— Required task —
Search the records below for the word "表示反应". Pull out each line that has it.

===== Material provided =====

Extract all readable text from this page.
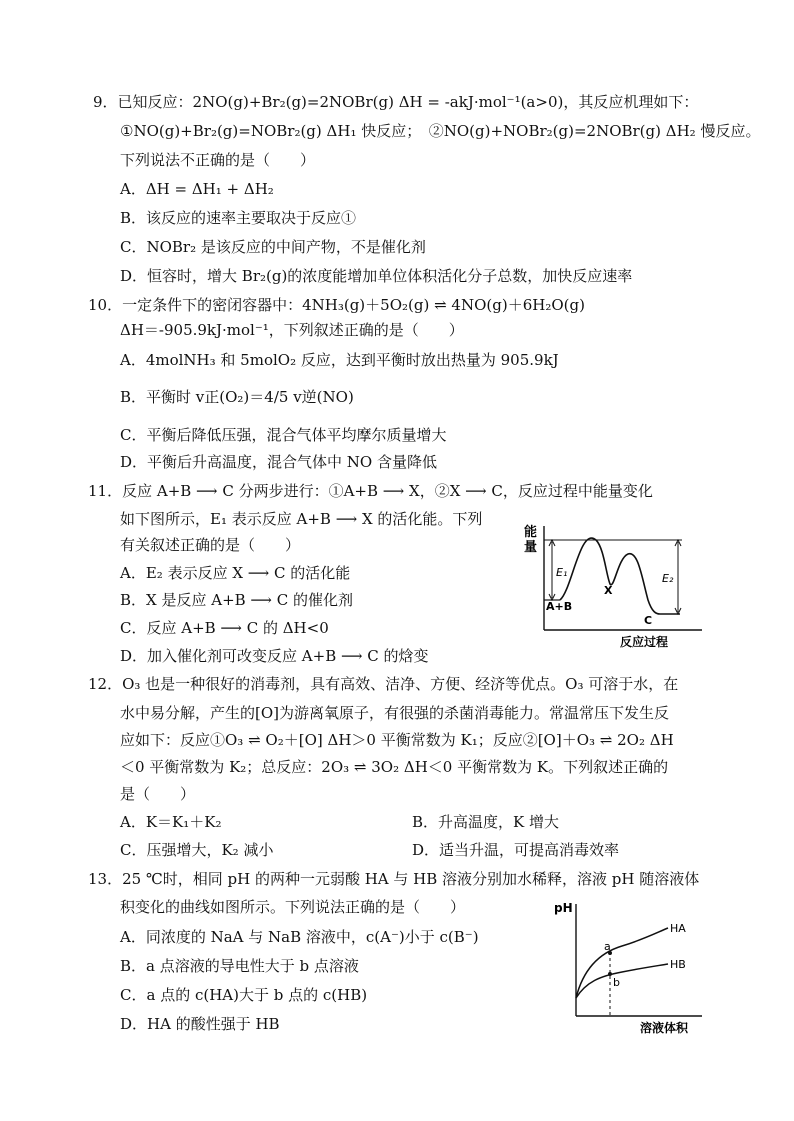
9．已知反应：2NO(g)+Br₂(g)=2NOBr(g) ΔH = -akJ·mol⁻¹(a>0)，其反应机理如下：
①NO(g)+Br₂(g)=NOBr₂(g) ΔH₁ 快反应；　②NO(g)+NOBr₂(g)=2NOBr(g) ΔH₂ 慢反应。
下列说法不正确的是（　　）
A．ΔH = ΔH₁ + ΔH₂
B．该反应的速率主要取决于反应①
C．NOBr₂ 是该反应的中间产物，不是催化剂
D．恒容时，增大 Br₂(g)的浓度能增加单位体积活化分子总数，加快反应速率
10．一定条件下的密闭容器中：4NH₃(g)＋5O₂(g) ⇌ 4NO(g)＋6H₂O(g)
ΔH＝-905.9kJ·mol⁻¹，下列叙述正确的是（　　）
A．4molNH₃ 和 5molO₂ 反应，达到平衡时放出热量为 905.9kJ
B．平衡时 v正(O₂)＝4/5 v逆(NO)
C．平衡后降低压强，混合气体平均摩尔质量增大
D．平衡后升高温度，混合气体中 NO 含量降低
11．反应 A+B ⟶ C 分两步进行：①A+B ⟶ X，②X ⟶ C，反应过程中能量变化
如下图所示，E₁ 表示反应 A+B ⟶ X 的活化能。下列
有关叙述正确的是（　　）
A．E₂ 表示反应 X ⟶ C 的活化能
B．X 是反应 A+B ⟶ C 的催化剂
C．反应 A+B ⟶ C 的 ΔH<0
D．加入催化剂可改变反应 A+B ⟶ C 的焓变
能
量
E₁	E₂
A+B
X
C
反应过程
12．O₃ 也是一种很好的消毒剂，具有高效、洁净、方便、经济等优点。O₃ 可溶于水，在
水中易分解，产生的[O]为游离氧原子，有很强的杀菌消毒能力。常温常压下发生反
应如下：反应①O₃ ⇌ O₂＋[O] ΔH＞0 平衡常数为 K₁；反应②[O]＋O₃ ⇌ 2O₂ ΔH
＜0 平衡常数为 K₂；总反应：2O₃ ⇌ 3O₂ ΔH＜0 平衡常数为 K。下列叙述正确的
是（　　）
A．K＝K₁＋K₂	B．升高温度，K 增大
C．压强增大，K₂ 减小	D．适当升温，可提高消毒效率
13．25 ℃时，相同 pH 的两种一元弱酸 HA 与 HB 溶液分别加水稀释，溶液 pH 随溶液体
积变化的曲线如图所示。下列说法正确的是（　　）
A．同浓度的 NaA 与 NaB 溶液中，c(A⁻)小于 c(B⁻)
B．a 点溶液的导电性大于 b 点溶液
C．a 点的 c(HA)大于 b 点的 c(HB)
D．HA 的酸性强于 HB
pH
a
b
HA
HB
溶液体积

=====

— Exercise output —
如下图所示，E₁ 表示反应 A+B ⟶ X 的活化能。下列
A．E₂ 表示反应 X ⟶ C 的活化能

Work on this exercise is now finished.